Task brief:
Quote every line of the material beneath this one.

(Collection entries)
--

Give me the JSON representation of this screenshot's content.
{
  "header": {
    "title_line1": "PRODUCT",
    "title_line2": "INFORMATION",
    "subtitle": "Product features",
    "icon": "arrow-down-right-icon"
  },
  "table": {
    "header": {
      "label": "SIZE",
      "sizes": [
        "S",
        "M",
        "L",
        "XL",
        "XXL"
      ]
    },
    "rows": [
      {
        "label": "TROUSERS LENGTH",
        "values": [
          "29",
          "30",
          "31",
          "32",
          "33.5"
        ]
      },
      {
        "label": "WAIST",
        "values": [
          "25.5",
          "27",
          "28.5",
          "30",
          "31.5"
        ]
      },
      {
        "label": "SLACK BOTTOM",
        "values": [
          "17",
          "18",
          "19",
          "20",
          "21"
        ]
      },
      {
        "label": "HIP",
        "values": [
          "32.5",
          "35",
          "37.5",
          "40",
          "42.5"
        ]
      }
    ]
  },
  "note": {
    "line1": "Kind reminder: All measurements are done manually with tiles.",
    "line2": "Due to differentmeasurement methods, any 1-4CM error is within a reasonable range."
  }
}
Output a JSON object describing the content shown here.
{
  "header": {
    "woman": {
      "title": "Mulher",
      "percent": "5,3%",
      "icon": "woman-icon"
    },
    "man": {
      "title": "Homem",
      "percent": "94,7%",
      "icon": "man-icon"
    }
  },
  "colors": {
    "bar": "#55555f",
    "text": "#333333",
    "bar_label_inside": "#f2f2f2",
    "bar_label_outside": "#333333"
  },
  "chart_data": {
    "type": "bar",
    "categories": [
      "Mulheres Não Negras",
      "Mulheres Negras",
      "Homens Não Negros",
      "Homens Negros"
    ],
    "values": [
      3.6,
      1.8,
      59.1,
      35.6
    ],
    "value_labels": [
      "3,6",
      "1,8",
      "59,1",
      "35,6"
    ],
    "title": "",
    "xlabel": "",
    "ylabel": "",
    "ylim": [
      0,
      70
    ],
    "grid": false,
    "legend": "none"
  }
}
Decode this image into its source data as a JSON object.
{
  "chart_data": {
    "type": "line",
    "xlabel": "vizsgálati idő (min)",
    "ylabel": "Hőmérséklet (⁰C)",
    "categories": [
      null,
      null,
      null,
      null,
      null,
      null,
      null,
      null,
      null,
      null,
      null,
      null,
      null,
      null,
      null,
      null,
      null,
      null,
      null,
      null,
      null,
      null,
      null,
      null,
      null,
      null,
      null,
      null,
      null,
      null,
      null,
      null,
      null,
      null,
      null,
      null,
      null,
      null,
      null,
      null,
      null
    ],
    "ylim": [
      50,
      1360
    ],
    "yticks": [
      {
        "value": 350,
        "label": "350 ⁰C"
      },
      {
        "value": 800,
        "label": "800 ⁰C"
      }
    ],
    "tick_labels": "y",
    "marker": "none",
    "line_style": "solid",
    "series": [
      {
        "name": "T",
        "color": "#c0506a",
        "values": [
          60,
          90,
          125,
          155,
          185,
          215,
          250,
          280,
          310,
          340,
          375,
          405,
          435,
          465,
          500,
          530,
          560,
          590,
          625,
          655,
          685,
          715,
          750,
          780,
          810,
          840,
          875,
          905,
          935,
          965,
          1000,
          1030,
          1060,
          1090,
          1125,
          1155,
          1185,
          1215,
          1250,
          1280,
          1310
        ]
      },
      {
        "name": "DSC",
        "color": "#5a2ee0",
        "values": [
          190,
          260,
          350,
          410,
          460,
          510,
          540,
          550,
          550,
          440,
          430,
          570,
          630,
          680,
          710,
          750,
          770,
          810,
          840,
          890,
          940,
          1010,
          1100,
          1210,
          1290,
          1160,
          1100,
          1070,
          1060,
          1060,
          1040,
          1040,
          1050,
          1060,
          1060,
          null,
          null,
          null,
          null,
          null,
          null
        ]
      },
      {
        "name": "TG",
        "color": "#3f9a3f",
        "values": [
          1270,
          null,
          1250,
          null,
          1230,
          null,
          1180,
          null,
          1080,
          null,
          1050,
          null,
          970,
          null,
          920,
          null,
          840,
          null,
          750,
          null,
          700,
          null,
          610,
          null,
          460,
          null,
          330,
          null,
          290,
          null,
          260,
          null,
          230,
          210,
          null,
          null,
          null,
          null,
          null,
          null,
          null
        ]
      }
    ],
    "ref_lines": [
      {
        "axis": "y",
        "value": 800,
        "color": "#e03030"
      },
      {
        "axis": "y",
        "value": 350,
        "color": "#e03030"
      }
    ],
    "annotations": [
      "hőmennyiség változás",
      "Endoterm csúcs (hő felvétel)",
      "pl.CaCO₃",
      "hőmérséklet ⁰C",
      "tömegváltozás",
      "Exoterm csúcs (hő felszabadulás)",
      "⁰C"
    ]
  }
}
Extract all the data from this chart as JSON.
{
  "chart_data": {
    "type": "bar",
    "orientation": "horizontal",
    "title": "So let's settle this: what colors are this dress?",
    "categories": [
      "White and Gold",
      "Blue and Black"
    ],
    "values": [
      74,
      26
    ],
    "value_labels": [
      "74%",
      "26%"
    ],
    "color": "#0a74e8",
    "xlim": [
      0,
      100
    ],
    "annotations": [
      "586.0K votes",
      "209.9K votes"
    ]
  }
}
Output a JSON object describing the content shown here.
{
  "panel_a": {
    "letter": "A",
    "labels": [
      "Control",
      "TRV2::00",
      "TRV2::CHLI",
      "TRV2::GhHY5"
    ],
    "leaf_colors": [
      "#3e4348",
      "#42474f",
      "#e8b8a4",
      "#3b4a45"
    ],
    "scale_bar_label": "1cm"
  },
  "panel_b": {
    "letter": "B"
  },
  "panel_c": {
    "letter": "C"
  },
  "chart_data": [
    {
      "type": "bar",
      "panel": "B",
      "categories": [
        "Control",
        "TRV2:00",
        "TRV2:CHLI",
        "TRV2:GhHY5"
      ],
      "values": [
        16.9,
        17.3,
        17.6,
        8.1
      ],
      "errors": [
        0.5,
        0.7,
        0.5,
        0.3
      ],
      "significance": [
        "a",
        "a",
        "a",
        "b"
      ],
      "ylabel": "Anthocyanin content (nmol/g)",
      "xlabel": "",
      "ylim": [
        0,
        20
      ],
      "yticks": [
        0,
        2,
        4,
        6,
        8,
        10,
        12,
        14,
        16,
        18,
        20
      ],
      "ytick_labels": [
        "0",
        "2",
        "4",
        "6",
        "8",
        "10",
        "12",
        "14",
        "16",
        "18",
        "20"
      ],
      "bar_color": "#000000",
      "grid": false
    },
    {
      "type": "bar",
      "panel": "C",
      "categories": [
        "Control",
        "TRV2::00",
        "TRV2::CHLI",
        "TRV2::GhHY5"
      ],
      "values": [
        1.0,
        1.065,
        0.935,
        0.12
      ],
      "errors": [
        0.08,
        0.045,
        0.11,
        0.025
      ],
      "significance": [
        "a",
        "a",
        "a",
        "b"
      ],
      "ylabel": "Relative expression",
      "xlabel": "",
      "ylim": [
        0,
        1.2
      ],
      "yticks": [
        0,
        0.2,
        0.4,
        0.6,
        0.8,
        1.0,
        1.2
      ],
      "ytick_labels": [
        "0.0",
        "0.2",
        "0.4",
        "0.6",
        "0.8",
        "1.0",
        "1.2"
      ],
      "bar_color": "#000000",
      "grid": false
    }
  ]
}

--

Solution for this problem:
Give me the JSON representation of this screenshot's content.
{
  "header": {
    "title_line1": "PRODUCT",
    "title_line2": "INFORMATION",
    "subtitle": "Product features",
    "icon": "arrow-down-right-icon"
  },
  "table": {
    "header": {
      "label": "SIZE",
      "sizes": [
        "S",
        "M",
        "L",
        "XL",
        "XXL"
      ]
    },
    "rows": [
      {
        "label": "TROUSERS LENGTH",
        "values": [
          "29",
          "30",
          "31",
          "32",
          "33.5"
        ]
      },
      {
        "label": "WAIST",
        "values": [
          "25.5",
          "27",
          "28.5",
          "30",
          "31.5"
        ]
      },
      {
        "label": "SLACK BOTTOM",
        "values": [
          "17",
          "18",
          "19",
          "20",
          "21"
        ]
      },
      {
        "label": "HIP",
        "values": [
          "32.5",
          "35",
          "37.5",
          "40",
          "42.5"
        ]
      }
    ]
  },
  "note": {
    "line1": "Kind reminder: All measurements are done manually with tiles.",
    "line2": "Due to differentmeasurement methods, any 1-4CM error is within a reasonable range."
  }
}
Output a JSON object describing the content shown here.
{
  "header": {
    "woman": {
      "title": "Mulher",
      "percent": "5,3%",
      "icon": "woman-icon"
    },
    "man": {
      "title": "Homem",
      "percent": "94,7%",
      "icon": "man-icon"
    }
  },
  "colors": {
    "bar": "#55555f",
    "text": "#333333",
    "bar_label_inside": "#f2f2f2",
    "bar_label_outside": "#333333"
  },
  "chart_data": {
    "type": "bar",
    "categories": [
      "Mulheres Não Negras",
      "Mulheres Negras",
      "Homens Não Negros",
      "Homens Negros"
    ],
    "values": [
      3.6,
      1.8,
      59.1,
      35.6
    ],
    "value_labels": [
      "3,6",
      "1,8",
      "59,1",
      "35,6"
    ],
    "title": "",
    "xlabel": "",
    "ylabel": "",
    "ylim": [
      0,
      70
    ],
    "grid": false,
    "legend": "none"
  }
}
Decode this image into its source data as a JSON object.
{
  "chart_data": {
    "type": "line",
    "xlabel": "vizsgálati idő (min)",
    "ylabel": "Hőmérséklet (⁰C)",
    "categories": [
      null,
      null,
      null,
      null,
      null,
      null,
      null,
      null,
      null,
      null,
      null,
      null,
      null,
      null,
      null,
      null,
      null,
      null,
      null,
      null,
      null,
      null,
      null,
      null,
      null,
      null,
      null,
      null,
      null,
      null,
      null,
      null,
      null,
      null,
      null,
      null,
      null,
      null,
      null,
      null,
      null
    ],
    "ylim": [
      50,
      1360
    ],
    "yticks": [
      {
        "value": 350,
        "label": "350 ⁰C"
      },
      {
        "value": 800,
        "label": "800 ⁰C"
      }
    ],
    "tick_labels": "y",
    "marker": "none",
    "line_style": "solid",
    "series": [
      {
        "name": "T",
        "color": "#c0506a",
        "values": [
          60,
          90,
          125,
          155,
          185,
          215,
          250,
          280,
          310,
          340,
          375,
          405,
          435,
          465,
          500,
          530,
          560,
          590,
          625,
          655,
          685,
          715,
          750,
          780,
          810,
          840,
          875,
          905,
          935,
          965,
          1000,
          1030,
          1060,
          1090,
          1125,
          1155,
          1185,
          1215,
          1250,
          1280,
          1310
        ]
      },
      {
        "name": "DSC",
        "color": "#5a2ee0",
        "values": [
          190,
          260,
          350,
          410,
          460,
          510,
          540,
          550,
          550,
          440,
          430,
          570,
          630,
          680,
          710,
          750,
          770,
          810,
          840,
          890,
          940,
          1010,
          1100,
          1210,
          1290,
          1160,
          1100,
          1070,
          1060,
          1060,
          1040,
          1040,
          1050,
          1060,
          1060,
          null,
          null,
          null,
          null,
          null,
          null
        ]
      },
      {
        "name": "TG",
        "color": "#3f9a3f",
        "values": [
          1270,
          null,
          1250,
          null,
          1230,
          null,
          1180,
          null,
          1080,
          null,
          1050,
          null,
          970,
          null,
          920,
          null,
          840,
          null,
          750,
          null,
          700,
          null,
          610,
          null,
          460,
          null,
          330,
          null,
          290,
          null,
          260,
          null,
          230,
          210,
          null,
          null,
          null,
          null,
          null,
          null,
          null
        ]
      }
    ],
    "ref_lines": [
      {
        "axis": "y",
        "value": 800,
        "color": "#e03030"
      },
      {
        "axis": "y",
        "value": 350,
        "color": "#e03030"
      }
    ],
    "annotations": [
      "hőmennyiség változás",
      "Endoterm csúcs (hő felvétel)",
      "pl.CaCO₃",
      "hőmérséklet ⁰C",
      "tömegváltozás",
      "Exoterm csúcs (hő felszabadulás)",
      "⁰C"
    ]
  }
}
Extract all the data from this chart as JSON.
{
  "chart_data": {
    "type": "bar",
    "orientation": "horizontal",
    "title": "So let's settle this: what colors are this dress?",
    "categories": [
      "White and Gold",
      "Blue and Black"
    ],
    "values": [
      74,
      26
    ],
    "value_labels": [
      "74%",
      "26%"
    ],
    "color": "#0a74e8",
    "xlim": [
      0,
      100
    ],
    "annotations": [
      "586.0K votes",
      "209.9K votes"
    ]
  }
}
Output a JSON object describing the content shown here.
{
  "panel_a": {
    "letter": "A",
    "labels": [
      "Control",
      "TRV2::00",
      "TRV2::CHLI",
      "TRV2::GhHY5"
    ],
    "leaf_colors": [
      "#3e4348",
      "#42474f",
      "#e8b8a4",
      "#3b4a45"
    ],
    "scale_bar_label": "1cm"
  },
  "panel_b": {
    "letter": "B"
  },
  "panel_c": {
    "letter": "C"
  },
  "chart_data": [
    {
      "type": "bar",
      "panel": "B",
      "categories": [
        "Control",
        "TRV2:00",
        "TRV2:CHLI",
        "TRV2:GhHY5"
      ],
      "values": [
        16.9,
        17.3,
        17.6,
        8.1
      ],
      "errors": [
        0.5,
        0.7,
        0.5,
        0.3
      ],
      "significance": [
        "a",
        "a",
        "a",
        "b"
      ],
      "ylabel": "Anthocyanin content (nmol/g)",
      "xlabel": "",
      "ylim": [
        0,
        20
      ],
      "yticks": [
        0,
        2,
        4,
        6,
        8,
        10,
        12,
        14,
        16,
        18,
        20
      ],
      "ytick_labels": [
        "0",
        "2",
        "4",
        "6",
        "8",
        "10",
        "12",
        "14",
        "16",
        "18",
        "20"
      ],
      "bar_color": "#000000",
      "grid": false
    },
    {
      "type": "bar",
      "panel": "C",
      "categories": [
        "Control",
        "TRV2::00",
        "TRV2::CHLI",
        "TRV2::GhHY5"
      ],
      "values": [
        1.0,
        1.065,
        0.935,
        0.12
      ],
      "errors": [
        0.08,
        0.045,
        0.11,
        0.025
      ],
      "significance": [
        "a",
        "a",
        "a",
        "b"
      ],
      "ylabel": "Relative expression",
      "xlabel": "",
      "ylim": [
        0,
        1.2
      ],
      "yticks": [
        0,
        0.2,
        0.4,
        0.6,
        0.8,
        1.0,
        1.2
      ],
      "ytick_labels": [
        "0.0",
        "0.2",
        "0.4",
        "0.6",
        "0.8",
        "1.0",
        "1.2"
      ],
      "bar_color": "#000000",
      "grid": false
    }
  ]
}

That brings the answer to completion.